>>
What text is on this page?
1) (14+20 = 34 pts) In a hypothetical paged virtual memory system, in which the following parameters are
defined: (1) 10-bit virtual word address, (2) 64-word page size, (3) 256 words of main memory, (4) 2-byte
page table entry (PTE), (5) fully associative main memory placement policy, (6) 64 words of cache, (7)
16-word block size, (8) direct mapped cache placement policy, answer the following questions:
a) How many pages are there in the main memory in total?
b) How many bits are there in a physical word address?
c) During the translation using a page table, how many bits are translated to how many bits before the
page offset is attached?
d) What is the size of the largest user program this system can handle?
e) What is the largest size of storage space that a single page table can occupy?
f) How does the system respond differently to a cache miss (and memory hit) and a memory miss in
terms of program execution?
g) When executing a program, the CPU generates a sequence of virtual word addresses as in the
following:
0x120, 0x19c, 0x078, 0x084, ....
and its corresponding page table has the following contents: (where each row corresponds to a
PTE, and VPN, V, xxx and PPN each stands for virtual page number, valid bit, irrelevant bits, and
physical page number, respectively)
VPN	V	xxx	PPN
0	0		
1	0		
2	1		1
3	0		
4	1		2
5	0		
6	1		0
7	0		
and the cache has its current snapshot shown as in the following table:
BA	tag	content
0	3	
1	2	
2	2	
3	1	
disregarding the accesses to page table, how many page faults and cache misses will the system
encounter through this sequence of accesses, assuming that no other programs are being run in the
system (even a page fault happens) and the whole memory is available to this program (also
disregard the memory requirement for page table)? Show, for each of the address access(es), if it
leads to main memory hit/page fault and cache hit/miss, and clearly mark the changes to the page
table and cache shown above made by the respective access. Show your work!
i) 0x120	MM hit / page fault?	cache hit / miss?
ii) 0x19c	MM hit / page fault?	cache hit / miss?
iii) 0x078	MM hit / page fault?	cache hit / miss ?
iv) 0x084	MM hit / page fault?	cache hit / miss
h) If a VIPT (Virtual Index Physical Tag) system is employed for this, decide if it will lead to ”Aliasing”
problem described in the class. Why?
<<
• [WHAT IS EXPECTED]
All of the data needs to be reproduced exactly, with no line missing.

• [THE RESPONSE]
What text is on this page?
1) (14+20 = 34 pts) In a hypothetical paged virtual memory system, in which the following parameters are
defined: (1) 10-bit virtual word address, (2) 64-word page size, (3) 256 words of main memory, (4) 2-byte
page table entry (PTE), (5) fully associative main memory placement policy, (6) 64 words of cache, (7)
16-word block size, (8) direct mapped cache placement policy, answer the following questions:
a) How many pages are there in the main memory in total?
b) How many bits are there in a physical word address?
c) During the translation using a page table, how many bits are translated to how many bits before the
page offset is attached?
d) What is the size of the largest user program this system can handle?
e) What is the largest size of storage space that a single page table can occupy?
f) How does the system respond differently to a cache miss (and memory hit) and a memory miss in
terms of program execution?
g) When executing a program, the CPU generates a sequence of virtual word addresses as in the
following:
0x120, 0x19c, 0x078, 0x084, ....
and its corresponding page table has the following contents: (where each row corresponds to a
PTE, and VPN, V, xxx and PPN each stands for virtual page number, valid bit, irrelevant bits, and
physical page number, respectively)
VPN	V	xxx	PPN
0	0		
1	0		
2	1		1
3	0		
4	1		2
5	0		
6	1		0
7	0		
and the cache has its current snapshot shown as in the following table:
BA	tag	content
0	3	
1	2	
2	2	
3	1	
disregarding the accesses to page table, how many page faults and cache misses will the system
encounter through this sequence of accesses, assuming that no other programs are being run in the
system (even a page fault happens) and the whole memory is available to this program (also
disregard the memory requirement for page table)? Show, for each of the address access(es), if it
leads to main memory hit/page fault and cache hit/miss, and clearly mark the changes to the page
table and cache shown above made by the respective access. Show your work!
i) 0x120	MM hit / page fault?	cache hit / miss?
ii) 0x19c	MM hit / page fault?	cache hit / miss?
iii) 0x078	MM hit / page fault?	cache hit / miss ?
iv) 0x084	MM hit / page fault?	cache hit / miss
h) If a VIPT (Virtual Index Physical Tag) system is employed for this, decide if it will lead to ”Aliasing”
problem described in the class. Why?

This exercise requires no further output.